Chart and figure data:
◆ ◆ ◆ ◆ ◆

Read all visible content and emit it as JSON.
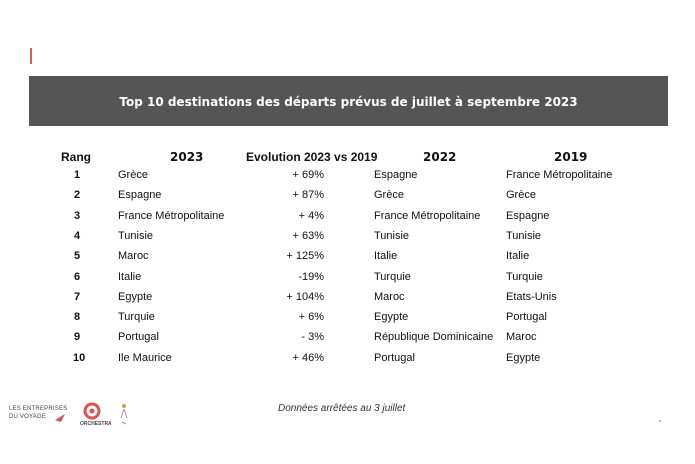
{
  "title": "Top 10 destinations des départs prévus de juillet à septembre 2023",
  "headers": {
    "rank": "Rang",
    "y2023": "2023",
    "evolution": "Evolution 2023 vs 2019",
    "y2022": "2022",
    "y2019": "2019"
  },
  "rows": [
    {
      "rank": "1",
      "d2023": "Grèce",
      "evo": "+ 69%",
      "d2022": "Espagne",
      "d2019": "France Métropolitaine"
    },
    {
      "rank": "2",
      "d2023": "Espagne",
      "evo": "+ 87%",
      "d2022": "Grèce",
      "d2019": "Grèce"
    },
    {
      "rank": "3",
      "d2023": "France Métropolitaine",
      "evo": "+ 4%",
      "d2022": "France Métropolitaine",
      "d2019": "Espagne"
    },
    {
      "rank": "4",
      "d2023": "Tunisie",
      "evo": "+ 63%",
      "d2022": "Tunisie",
      "d2019": "Tunisie"
    },
    {
      "rank": "5",
      "d2023": "Maroc",
      "evo": "+ 125%",
      "d2022": "Italie",
      "d2019": "Italie"
    },
    {
      "rank": "6",
      "d2023": "Italie",
      "evo": "-19%",
      "d2022": "Turquie",
      "d2019": "Turquie"
    },
    {
      "rank": "7",
      "d2023": "Egypte",
      "evo": "+ 104%",
      "d2022": "Maroc",
      "d2019": "Etats-Unis"
    },
    {
      "rank": "8",
      "d2023": "Turquie",
      "evo": "+ 6%",
      "d2022": "Egypte",
      "d2019": "Portugal"
    },
    {
      "rank": "9",
      "d2023": "Portugal",
      "evo": "- 3%",
      "d2022": "République Dominicaine",
      "d2019": "Maroc"
    },
    {
      "rank": "10",
      "d2023": "Ile Maurice",
      "evo": "+ 46%",
      "d2022": "Portugal",
      "d2019": "Egypte"
    }
  ],
  "footer": {
    "note": "Données arrêtées au 3 juillet",
    "logo_entreprises_line1": "LES ENTREPRISES",
    "logo_entreprises_line2": "DU VOYAGE",
    "logo_orchestra": "ORCHESTRA"
  },
  "colors": {
    "banner": "#555555",
    "accent_red": "#e0604f"
  }
}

◆ ◆ ◆ ◆ ◆

THE PROBLEM: Print all of the entries word for word. Skip any images they contain.

RESPONSE:
Read all visible content and emit it as JSON.
{
  "title": "Top 10 destinations des départs prévus de juillet à septembre 2023",
  "headers": {
    "rank": "Rang",
    "y2023": "2023",
    "evolution": "Evolution 2023 vs 2019",
    "y2022": "2022",
    "y2019": "2019"
  },
  "rows": [
    {
      "rank": "1",
      "d2023": "Grèce",
      "evo": "+ 69%",
      "d2022": "Espagne",
      "d2019": "France Métropolitaine"
    },
    {
      "rank": "2",
      "d2023": "Espagne",
      "evo": "+ 87%",
      "d2022": "Grèce",
      "d2019": "Grèce"
    },
    {
      "rank": "3",
      "d2023": "France Métropolitaine",
      "evo": "+ 4%",
      "d2022": "France Métropolitaine",
      "d2019": "Espagne"
    },
    {
      "rank": "4",
      "d2023": "Tunisie",
      "evo": "+ 63%",
      "d2022": "Tunisie",
      "d2019": "Tunisie"
    },
    {
      "rank": "5",
      "d2023": "Maroc",
      "evo": "+ 125%",
      "d2022": "Italie",
      "d2019": "Italie"
    },
    {
      "rank": "6",
      "d2023": "Italie",
      "evo": "-19%",
      "d2022": "Turquie",
      "d2019": "Turquie"
    },
    {
      "rank": "7",
      "d2023": "Egypte",
      "evo": "+ 104%",
      "d2022": "Maroc",
      "d2019": "Etats-Unis"
    },
    {
      "rank": "8",
      "d2023": "Turquie",
      "evo": "+ 6%",
      "d2022": "Egypte",
      "d2019": "Portugal"
    },
    {
      "rank": "9",
      "d2023": "Portugal",
      "evo": "- 3%",
      "d2022": "République Dominicaine",
      "d2019": "Maroc"
    },
    {
      "rank": "10",
      "d2023": "Ile Maurice",
      "evo": "+ 46%",
      "d2022": "Portugal",
      "d2019": "Egypte"
    }
  ],
  "footer": {
    "note": "Données arrêtées au 3 juillet",
    "logo_entreprises_line1": "LES ENTREPRISES",
    "logo_entreprises_line2": "DU VOYAGE",
    "logo_orchestra": "ORCHESTRA"
  },
  "colors": {
    "banner": "#555555",
    "accent_red": "#e0604f"
  }
}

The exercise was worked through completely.